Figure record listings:
++++++++
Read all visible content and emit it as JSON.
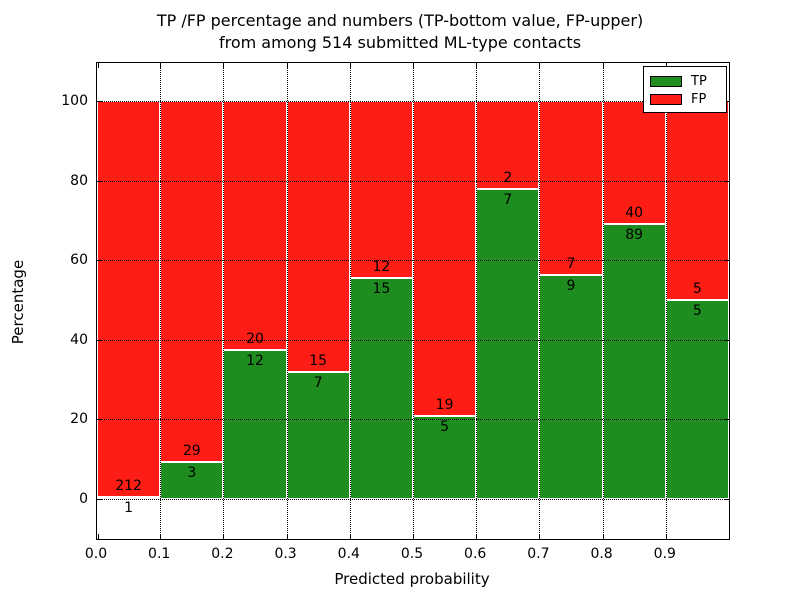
{
  "title": {
    "line1": "TP /FP percentage and numbers (TP-bottom value, FP-upper)",
    "line2": "from among 514 submitted ML-type contacts"
  },
  "axes": {
    "xlabel": "Predicted probability",
    "ylabel": "Percentage",
    "yticks": [
      0,
      20,
      40,
      60,
      80,
      100
    ],
    "xticks": [
      "0.0",
      "0.1",
      "0.2",
      "0.3",
      "0.4",
      "0.5",
      "0.6",
      "0.7",
      "0.8",
      "0.9"
    ]
  },
  "legend": {
    "position": "upper right",
    "items": [
      {
        "label": "TP",
        "color": "#1e8c1e"
      },
      {
        "label": "FP",
        "color": "#fd1d15"
      }
    ]
  },
  "chart_data": {
    "type": "bar",
    "stacked": true,
    "normalized_to_percent": true,
    "title": "TP /FP percentage and numbers (TP-bottom value, FP-upper) from among 514 submitted ML-type contacts",
    "xlabel": "Predicted probability",
    "ylabel": "Percentage",
    "ylim": [
      -10,
      110
    ],
    "xlim": [
      0.0,
      1.0
    ],
    "bin_width": 0.1,
    "bin_starts": [
      0.0,
      0.1,
      0.2,
      0.3,
      0.4,
      0.5,
      0.6,
      0.7,
      0.8,
      0.9
    ],
    "grid": "dotted",
    "series": [
      {
        "name": "TP",
        "color": "#1e8c1e",
        "counts": [
          1,
          3,
          12,
          7,
          15,
          5,
          7,
          9,
          89,
          5
        ]
      },
      {
        "name": "FP",
        "color": "#fd1d15",
        "counts": [
          212,
          29,
          20,
          15,
          12,
          19,
          2,
          7,
          40,
          5
        ]
      }
    ],
    "total_contacts": 514
  }
}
++++++++
| Instructions to follow |
Give the count of lines in the data above that hold the string "color", with no additional words.

| Task response |
4